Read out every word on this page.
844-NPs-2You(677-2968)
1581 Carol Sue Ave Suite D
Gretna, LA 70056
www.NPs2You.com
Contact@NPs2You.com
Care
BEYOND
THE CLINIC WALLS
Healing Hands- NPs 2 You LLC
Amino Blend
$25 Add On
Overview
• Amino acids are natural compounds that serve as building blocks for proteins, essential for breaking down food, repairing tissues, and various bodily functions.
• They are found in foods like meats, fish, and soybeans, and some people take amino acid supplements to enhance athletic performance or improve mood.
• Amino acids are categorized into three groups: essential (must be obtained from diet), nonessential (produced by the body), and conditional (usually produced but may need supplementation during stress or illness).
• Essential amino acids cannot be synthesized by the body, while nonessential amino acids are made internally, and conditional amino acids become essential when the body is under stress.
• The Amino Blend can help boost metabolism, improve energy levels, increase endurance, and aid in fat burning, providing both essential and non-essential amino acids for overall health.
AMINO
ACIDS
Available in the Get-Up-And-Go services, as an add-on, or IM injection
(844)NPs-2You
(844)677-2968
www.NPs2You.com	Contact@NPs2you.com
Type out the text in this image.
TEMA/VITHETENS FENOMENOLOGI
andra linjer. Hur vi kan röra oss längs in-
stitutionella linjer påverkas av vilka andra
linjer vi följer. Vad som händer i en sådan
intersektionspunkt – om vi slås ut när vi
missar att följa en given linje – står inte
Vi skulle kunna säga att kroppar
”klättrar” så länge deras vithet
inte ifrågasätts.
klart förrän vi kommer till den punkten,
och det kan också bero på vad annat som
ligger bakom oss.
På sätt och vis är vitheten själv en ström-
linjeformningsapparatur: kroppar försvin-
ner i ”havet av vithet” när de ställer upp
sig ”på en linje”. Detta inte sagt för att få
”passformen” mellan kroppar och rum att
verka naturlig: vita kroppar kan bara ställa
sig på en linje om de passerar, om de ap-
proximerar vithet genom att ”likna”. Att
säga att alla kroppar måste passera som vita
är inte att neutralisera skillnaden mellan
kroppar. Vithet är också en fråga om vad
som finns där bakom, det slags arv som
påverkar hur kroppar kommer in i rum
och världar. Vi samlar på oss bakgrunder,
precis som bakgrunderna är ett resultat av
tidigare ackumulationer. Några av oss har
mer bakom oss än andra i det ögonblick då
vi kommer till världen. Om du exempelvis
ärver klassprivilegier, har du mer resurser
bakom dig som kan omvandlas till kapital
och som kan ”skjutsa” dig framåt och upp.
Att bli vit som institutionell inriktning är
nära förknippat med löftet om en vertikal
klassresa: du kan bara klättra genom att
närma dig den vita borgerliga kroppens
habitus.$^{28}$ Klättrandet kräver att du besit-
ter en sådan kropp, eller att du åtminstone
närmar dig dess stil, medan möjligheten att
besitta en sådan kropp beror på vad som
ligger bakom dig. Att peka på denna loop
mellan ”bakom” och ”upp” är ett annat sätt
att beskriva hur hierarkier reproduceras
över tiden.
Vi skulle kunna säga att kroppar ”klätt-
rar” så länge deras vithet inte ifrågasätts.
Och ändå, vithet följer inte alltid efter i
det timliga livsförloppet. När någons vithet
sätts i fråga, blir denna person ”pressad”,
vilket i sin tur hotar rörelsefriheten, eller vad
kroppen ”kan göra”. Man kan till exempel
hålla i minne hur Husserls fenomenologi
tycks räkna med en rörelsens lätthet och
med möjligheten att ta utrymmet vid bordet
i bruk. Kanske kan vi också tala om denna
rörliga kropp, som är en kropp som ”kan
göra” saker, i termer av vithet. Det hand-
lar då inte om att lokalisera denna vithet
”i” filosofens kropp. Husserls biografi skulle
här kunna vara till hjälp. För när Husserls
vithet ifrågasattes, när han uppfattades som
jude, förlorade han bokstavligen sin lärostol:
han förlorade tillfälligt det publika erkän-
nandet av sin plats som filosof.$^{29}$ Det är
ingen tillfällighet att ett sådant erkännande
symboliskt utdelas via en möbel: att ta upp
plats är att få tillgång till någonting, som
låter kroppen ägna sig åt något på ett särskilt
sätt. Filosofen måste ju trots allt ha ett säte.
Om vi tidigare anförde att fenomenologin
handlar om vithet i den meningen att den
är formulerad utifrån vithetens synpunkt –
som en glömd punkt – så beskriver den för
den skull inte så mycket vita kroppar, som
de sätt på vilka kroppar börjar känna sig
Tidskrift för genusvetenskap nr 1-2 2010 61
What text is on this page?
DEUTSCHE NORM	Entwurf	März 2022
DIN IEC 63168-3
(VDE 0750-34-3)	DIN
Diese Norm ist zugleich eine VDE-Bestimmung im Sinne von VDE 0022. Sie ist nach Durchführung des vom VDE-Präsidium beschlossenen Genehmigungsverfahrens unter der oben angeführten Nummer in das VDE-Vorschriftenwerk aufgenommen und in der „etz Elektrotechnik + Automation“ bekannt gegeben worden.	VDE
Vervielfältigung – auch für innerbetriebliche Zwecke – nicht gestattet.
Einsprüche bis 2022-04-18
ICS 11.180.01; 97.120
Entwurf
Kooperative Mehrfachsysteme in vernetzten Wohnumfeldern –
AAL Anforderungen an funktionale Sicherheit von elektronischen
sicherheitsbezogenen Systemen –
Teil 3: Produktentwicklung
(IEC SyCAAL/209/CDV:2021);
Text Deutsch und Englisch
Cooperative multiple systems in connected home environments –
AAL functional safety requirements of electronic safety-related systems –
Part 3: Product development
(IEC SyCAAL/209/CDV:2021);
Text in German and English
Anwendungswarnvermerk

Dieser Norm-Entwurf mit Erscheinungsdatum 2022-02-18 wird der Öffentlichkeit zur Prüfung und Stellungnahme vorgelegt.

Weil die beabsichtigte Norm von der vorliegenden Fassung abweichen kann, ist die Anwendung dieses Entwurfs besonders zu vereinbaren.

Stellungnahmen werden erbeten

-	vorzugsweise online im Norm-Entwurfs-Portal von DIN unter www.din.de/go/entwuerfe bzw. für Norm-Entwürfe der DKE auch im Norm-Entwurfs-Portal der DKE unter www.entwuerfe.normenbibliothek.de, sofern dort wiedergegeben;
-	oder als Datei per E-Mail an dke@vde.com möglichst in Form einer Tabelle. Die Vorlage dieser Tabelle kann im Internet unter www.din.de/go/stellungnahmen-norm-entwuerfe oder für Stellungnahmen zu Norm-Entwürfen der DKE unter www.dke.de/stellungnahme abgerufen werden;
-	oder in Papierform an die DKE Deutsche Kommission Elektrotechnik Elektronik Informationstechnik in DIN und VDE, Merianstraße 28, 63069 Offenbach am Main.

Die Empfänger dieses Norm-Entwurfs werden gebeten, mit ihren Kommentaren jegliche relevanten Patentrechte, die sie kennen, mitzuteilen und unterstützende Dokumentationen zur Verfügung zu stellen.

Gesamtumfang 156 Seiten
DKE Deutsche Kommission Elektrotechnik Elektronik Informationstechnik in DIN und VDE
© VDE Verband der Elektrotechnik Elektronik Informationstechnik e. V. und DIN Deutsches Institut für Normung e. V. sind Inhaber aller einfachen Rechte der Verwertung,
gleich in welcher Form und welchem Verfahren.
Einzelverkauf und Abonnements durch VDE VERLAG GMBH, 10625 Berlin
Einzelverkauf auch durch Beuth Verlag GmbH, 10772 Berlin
--- --- ---
* Problem *
The whole of the material above is to be restated exactly.

* Answer box *
Read out every word on this page.
844-NPs-2You(677-2968)
1581 Carol Sue Ave Suite D
Gretna, LA 70056
www.NPs2You.com
Contact@NPs2You.com
Care
BEYOND
THE CLINIC WALLS
Healing Hands- NPs 2 You LLC
Amino Blend
$25 Add On
Overview
• Amino acids are natural compounds that serve as building blocks for proteins, essential for breaking down food, repairing tissues, and various bodily functions.
• They are found in foods like meats, fish, and soybeans, and some people take amino acid supplements to enhance athletic performance or improve mood.
• Amino acids are categorized into three groups: essential (must be obtained from diet), nonessential (produced by the body), and conditional (usually produced but may need supplementation during stress or illness).
• Essential amino acids cannot be synthesized by the body, while nonessential amino acids are made internally, and conditional amino acids become essential when the body is under stress.
• The Amino Blend can help boost metabolism, improve energy levels, increase endurance, and aid in fat burning, providing both essential and non-essential amino acids for overall health.
AMINO
ACIDS
Available in the Get-Up-And-Go services, as an add-on, or IM injection
(844)NPs-2You
(844)677-2968
www.NPs2You.com	Contact@NPs2you.com
Type out the text in this image.
TEMA/VITHETENS FENOMENOLOGI
andra linjer. Hur vi kan röra oss längs in-
stitutionella linjer påverkas av vilka andra
linjer vi följer. Vad som händer i en sådan
intersektionspunkt – om vi slås ut när vi
missar att följa en given linje – står inte
Vi skulle kunna säga att kroppar
”klättrar” så länge deras vithet
inte ifrågasätts.
klart förrän vi kommer till den punkten,
och det kan också bero på vad annat som
ligger bakom oss.
På sätt och vis är vitheten själv en ström-
linjeformningsapparatur: kroppar försvin-
ner i ”havet av vithet” när de ställer upp
sig ”på en linje”. Detta inte sagt för att få
”passformen” mellan kroppar och rum att
verka naturlig: vita kroppar kan bara ställa
sig på en linje om de passerar, om de ap-
proximerar vithet genom att ”likna”. Att
säga att alla kroppar måste passera som vita
är inte att neutralisera skillnaden mellan
kroppar. Vithet är också en fråga om vad
som finns där bakom, det slags arv som
påverkar hur kroppar kommer in i rum
och världar. Vi samlar på oss bakgrunder,
precis som bakgrunderna är ett resultat av
tidigare ackumulationer. Några av oss har
mer bakom oss än andra i det ögonblick då
vi kommer till världen. Om du exempelvis
ärver klassprivilegier, har du mer resurser
bakom dig som kan omvandlas till kapital
och som kan ”skjutsa” dig framåt och upp.
Att bli vit som institutionell inriktning är
nära förknippat med löftet om en vertikal
klassresa: du kan bara klättra genom att
närma dig den vita borgerliga kroppens
habitus.$^{28}$ Klättrandet kräver att du besit-
ter en sådan kropp, eller att du åtminstone
närmar dig dess stil, medan möjligheten att
besitta en sådan kropp beror på vad som
ligger bakom dig. Att peka på denna loop
mellan ”bakom” och ”upp” är ett annat sätt
att beskriva hur hierarkier reproduceras
över tiden.
Vi skulle kunna säga att kroppar ”klätt-
rar” så länge deras vithet inte ifrågasätts.
Och ändå, vithet följer inte alltid efter i
det timliga livsförloppet. När någons vithet
sätts i fråga, blir denna person ”pressad”,
vilket i sin tur hotar rörelsefriheten, eller vad
kroppen ”kan göra”. Man kan till exempel
hålla i minne hur Husserls fenomenologi
tycks räkna med en rörelsens lätthet och
med möjligheten att ta utrymmet vid bordet
i bruk. Kanske kan vi också tala om denna
rörliga kropp, som är en kropp som ”kan
göra” saker, i termer av vithet. Det hand-
lar då inte om att lokalisera denna vithet
”i” filosofens kropp. Husserls biografi skulle
här kunna vara till hjälp. För när Husserls
vithet ifrågasattes, när han uppfattades som
jude, förlorade han bokstavligen sin lärostol:
han förlorade tillfälligt det publika erkän-
nandet av sin plats som filosof.$^{29}$ Det är
ingen tillfällighet att ett sådant erkännande
symboliskt utdelas via en möbel: att ta upp
plats är att få tillgång till någonting, som
låter kroppen ägna sig åt något på ett särskilt
sätt. Filosofen måste ju trots allt ha ett säte.
Om vi tidigare anförde att fenomenologin
handlar om vithet i den meningen att den
är formulerad utifrån vithetens synpunkt –
som en glömd punkt – så beskriver den för
den skull inte så mycket vita kroppar, som
de sätt på vilka kroppar börjar känna sig
Tidskrift för genusvetenskap nr 1-2 2010 61
What text is on this page?
DEUTSCHE NORM	Entwurf	März 2022
DIN IEC 63168-3
(VDE 0750-34-3)	DIN
Diese Norm ist zugleich eine VDE-Bestimmung im Sinne von VDE 0022. Sie ist nach Durchführung des vom VDE-Präsidium beschlossenen Genehmigungsverfahrens unter der oben angeführten Nummer in das VDE-Vorschriftenwerk aufgenommen und in der „etz Elektrotechnik + Automation“ bekannt gegeben worden.	VDE
Vervielfältigung – auch für innerbetriebliche Zwecke – nicht gestattet.
Einsprüche bis 2022-04-18
ICS 11.180.01; 97.120
Entwurf
Kooperative Mehrfachsysteme in vernetzten Wohnumfeldern –
AAL Anforderungen an funktionale Sicherheit von elektronischen
sicherheitsbezogenen Systemen –
Teil 3: Produktentwicklung
(IEC SyCAAL/209/CDV:2021);
Text Deutsch und Englisch
Cooperative multiple systems in connected home environments –
AAL functional safety requirements of electronic safety-related systems –
Part 3: Product development
(IEC SyCAAL/209/CDV:2021);
Text in German and English
Anwendungswarnvermerk

Dieser Norm-Entwurf mit Erscheinungsdatum 2022-02-18 wird der Öffentlichkeit zur Prüfung und Stellungnahme vorgelegt.

Weil die beabsichtigte Norm von der vorliegenden Fassung abweichen kann, ist die Anwendung dieses Entwurfs besonders zu vereinbaren.

Stellungnahmen werden erbeten

-	vorzugsweise online im Norm-Entwurfs-Portal von DIN unter www.din.de/go/entwuerfe bzw. für Norm-Entwürfe der DKE auch im Norm-Entwurfs-Portal der DKE unter www.entwuerfe.normenbibliothek.de, sofern dort wiedergegeben;
-	oder als Datei per E-Mail an dke@vde.com möglichst in Form einer Tabelle. Die Vorlage dieser Tabelle kann im Internet unter www.din.de/go/stellungnahmen-norm-entwuerfe oder für Stellungnahmen zu Norm-Entwürfen der DKE unter www.dke.de/stellungnahme abgerufen werden;
-	oder in Papierform an die DKE Deutsche Kommission Elektrotechnik Elektronik Informationstechnik in DIN und VDE, Merianstraße 28, 63069 Offenbach am Main.

Die Empfänger dieses Norm-Entwurfs werden gebeten, mit ihren Kommentaren jegliche relevanten Patentrechte, die sie kennen, mitzuteilen und unterstützende Dokumentationen zur Verfügung zu stellen.

Gesamtumfang 156 Seiten
DKE Deutsche Kommission Elektrotechnik Elektronik Informationstechnik in DIN und VDE
© VDE Verband der Elektrotechnik Elektronik Informationstechnik e. V. und DIN Deutsches Institut für Normung e. V. sind Inhaber aller einfachen Rechte der Verwertung,
gleich in welcher Form und welchem Verfahren.
Einzelverkauf und Abonnements durch VDE VERLAG GMBH, 10625 Berlin
Einzelverkauf auch durch Beuth Verlag GmbH, 10772 Berlin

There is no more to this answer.